Using the listing below, extract each line that has the word "document" in it.

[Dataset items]
________________

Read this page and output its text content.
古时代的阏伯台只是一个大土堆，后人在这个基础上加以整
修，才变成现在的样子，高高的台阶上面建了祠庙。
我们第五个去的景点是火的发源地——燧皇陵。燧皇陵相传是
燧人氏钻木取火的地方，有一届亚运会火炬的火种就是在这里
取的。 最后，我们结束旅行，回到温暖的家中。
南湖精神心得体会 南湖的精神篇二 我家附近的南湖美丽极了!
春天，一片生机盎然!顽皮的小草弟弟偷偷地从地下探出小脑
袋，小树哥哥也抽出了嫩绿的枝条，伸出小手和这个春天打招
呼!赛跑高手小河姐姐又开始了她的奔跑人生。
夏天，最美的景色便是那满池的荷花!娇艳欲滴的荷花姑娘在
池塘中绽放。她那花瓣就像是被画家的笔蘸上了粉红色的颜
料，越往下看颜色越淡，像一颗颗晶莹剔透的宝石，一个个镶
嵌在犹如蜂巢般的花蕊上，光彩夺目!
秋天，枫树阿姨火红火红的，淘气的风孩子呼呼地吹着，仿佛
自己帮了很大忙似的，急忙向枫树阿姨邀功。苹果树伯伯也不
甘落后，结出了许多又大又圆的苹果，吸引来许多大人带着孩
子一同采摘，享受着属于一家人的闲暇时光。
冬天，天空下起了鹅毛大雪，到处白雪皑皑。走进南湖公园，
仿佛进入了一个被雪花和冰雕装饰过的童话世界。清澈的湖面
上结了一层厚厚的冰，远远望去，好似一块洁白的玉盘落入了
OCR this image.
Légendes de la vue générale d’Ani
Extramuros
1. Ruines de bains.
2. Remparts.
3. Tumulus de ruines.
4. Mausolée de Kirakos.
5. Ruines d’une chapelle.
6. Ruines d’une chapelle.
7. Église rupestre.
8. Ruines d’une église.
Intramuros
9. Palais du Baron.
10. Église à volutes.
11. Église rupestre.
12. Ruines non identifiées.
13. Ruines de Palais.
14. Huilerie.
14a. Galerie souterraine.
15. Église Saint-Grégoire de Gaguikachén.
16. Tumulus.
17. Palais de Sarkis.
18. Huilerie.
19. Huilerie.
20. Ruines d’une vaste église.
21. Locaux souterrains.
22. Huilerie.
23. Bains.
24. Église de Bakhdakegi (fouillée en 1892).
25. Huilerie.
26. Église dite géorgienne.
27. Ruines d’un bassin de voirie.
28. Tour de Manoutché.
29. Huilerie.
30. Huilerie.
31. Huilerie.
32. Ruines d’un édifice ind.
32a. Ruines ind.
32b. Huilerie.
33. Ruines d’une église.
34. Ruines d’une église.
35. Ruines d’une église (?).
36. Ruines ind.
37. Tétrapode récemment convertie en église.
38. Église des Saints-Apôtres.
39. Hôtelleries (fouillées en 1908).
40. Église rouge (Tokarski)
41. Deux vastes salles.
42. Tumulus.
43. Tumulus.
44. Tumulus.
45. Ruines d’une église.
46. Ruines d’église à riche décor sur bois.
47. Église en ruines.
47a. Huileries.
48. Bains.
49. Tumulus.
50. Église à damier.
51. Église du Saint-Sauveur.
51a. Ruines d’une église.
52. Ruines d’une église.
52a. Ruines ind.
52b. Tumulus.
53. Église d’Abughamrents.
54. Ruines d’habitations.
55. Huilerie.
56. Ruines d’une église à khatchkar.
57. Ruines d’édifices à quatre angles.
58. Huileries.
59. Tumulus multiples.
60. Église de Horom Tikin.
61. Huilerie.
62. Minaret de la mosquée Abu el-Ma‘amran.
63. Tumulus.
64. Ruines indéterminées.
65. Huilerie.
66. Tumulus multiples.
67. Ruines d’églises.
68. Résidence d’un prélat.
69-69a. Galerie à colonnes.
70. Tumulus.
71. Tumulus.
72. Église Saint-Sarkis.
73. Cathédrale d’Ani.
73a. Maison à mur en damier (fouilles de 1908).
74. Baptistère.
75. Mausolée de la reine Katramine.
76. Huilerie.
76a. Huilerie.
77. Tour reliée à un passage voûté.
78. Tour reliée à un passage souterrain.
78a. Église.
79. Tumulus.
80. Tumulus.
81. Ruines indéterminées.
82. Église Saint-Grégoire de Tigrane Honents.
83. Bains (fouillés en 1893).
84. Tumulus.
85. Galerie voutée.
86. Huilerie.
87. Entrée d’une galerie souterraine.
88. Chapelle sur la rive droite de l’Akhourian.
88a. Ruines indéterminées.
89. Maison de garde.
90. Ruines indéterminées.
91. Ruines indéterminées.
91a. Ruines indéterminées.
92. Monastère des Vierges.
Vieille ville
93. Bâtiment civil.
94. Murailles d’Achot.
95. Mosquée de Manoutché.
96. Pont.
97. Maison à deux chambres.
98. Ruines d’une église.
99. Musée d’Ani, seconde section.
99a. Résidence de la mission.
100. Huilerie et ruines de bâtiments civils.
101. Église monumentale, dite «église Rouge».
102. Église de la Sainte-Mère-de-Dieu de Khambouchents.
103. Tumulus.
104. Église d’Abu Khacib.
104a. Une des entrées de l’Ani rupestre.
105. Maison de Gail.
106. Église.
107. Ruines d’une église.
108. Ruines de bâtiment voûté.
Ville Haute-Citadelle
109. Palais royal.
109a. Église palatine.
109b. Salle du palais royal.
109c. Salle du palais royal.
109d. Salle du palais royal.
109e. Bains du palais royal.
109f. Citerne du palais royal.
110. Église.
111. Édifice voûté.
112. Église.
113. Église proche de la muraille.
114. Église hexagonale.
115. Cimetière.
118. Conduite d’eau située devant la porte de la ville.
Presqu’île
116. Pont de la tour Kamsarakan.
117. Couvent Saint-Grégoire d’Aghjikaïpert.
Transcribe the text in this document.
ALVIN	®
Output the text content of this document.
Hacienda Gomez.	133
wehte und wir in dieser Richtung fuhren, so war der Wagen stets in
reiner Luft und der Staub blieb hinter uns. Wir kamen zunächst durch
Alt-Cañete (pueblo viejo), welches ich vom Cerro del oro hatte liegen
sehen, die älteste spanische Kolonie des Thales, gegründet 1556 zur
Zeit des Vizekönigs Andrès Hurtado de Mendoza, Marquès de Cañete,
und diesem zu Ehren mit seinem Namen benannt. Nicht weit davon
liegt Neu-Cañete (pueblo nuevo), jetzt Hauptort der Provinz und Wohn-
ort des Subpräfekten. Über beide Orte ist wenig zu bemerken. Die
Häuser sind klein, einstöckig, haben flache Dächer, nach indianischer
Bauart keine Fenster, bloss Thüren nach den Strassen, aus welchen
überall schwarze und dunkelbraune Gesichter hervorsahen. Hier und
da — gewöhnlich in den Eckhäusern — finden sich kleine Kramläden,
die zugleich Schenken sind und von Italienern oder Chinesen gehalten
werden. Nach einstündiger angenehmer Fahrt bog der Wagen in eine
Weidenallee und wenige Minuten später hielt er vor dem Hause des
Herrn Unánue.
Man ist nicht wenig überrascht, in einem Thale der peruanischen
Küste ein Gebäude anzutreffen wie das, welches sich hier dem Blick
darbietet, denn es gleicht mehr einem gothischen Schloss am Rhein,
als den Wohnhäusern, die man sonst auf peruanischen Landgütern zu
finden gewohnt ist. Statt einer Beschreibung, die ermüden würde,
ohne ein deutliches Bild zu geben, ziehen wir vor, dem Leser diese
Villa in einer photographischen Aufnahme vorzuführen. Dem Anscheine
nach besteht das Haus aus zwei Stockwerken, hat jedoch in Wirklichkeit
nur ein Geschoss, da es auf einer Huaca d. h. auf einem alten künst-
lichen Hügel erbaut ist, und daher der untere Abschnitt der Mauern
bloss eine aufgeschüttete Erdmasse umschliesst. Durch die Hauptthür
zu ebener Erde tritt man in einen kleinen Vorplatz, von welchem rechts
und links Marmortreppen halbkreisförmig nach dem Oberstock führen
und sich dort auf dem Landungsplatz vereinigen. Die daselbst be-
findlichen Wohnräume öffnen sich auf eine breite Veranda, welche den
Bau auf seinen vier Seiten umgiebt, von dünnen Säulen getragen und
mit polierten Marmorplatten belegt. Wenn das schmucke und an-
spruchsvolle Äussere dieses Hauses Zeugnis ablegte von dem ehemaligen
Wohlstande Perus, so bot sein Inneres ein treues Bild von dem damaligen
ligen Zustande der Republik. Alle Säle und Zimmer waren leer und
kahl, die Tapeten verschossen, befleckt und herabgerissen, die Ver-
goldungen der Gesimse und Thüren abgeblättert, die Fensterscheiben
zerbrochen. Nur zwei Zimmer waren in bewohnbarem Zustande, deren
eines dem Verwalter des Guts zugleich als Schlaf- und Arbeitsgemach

________________

CORRECT RESULT:
Transcribe the text in this document.
Output the text content of this document.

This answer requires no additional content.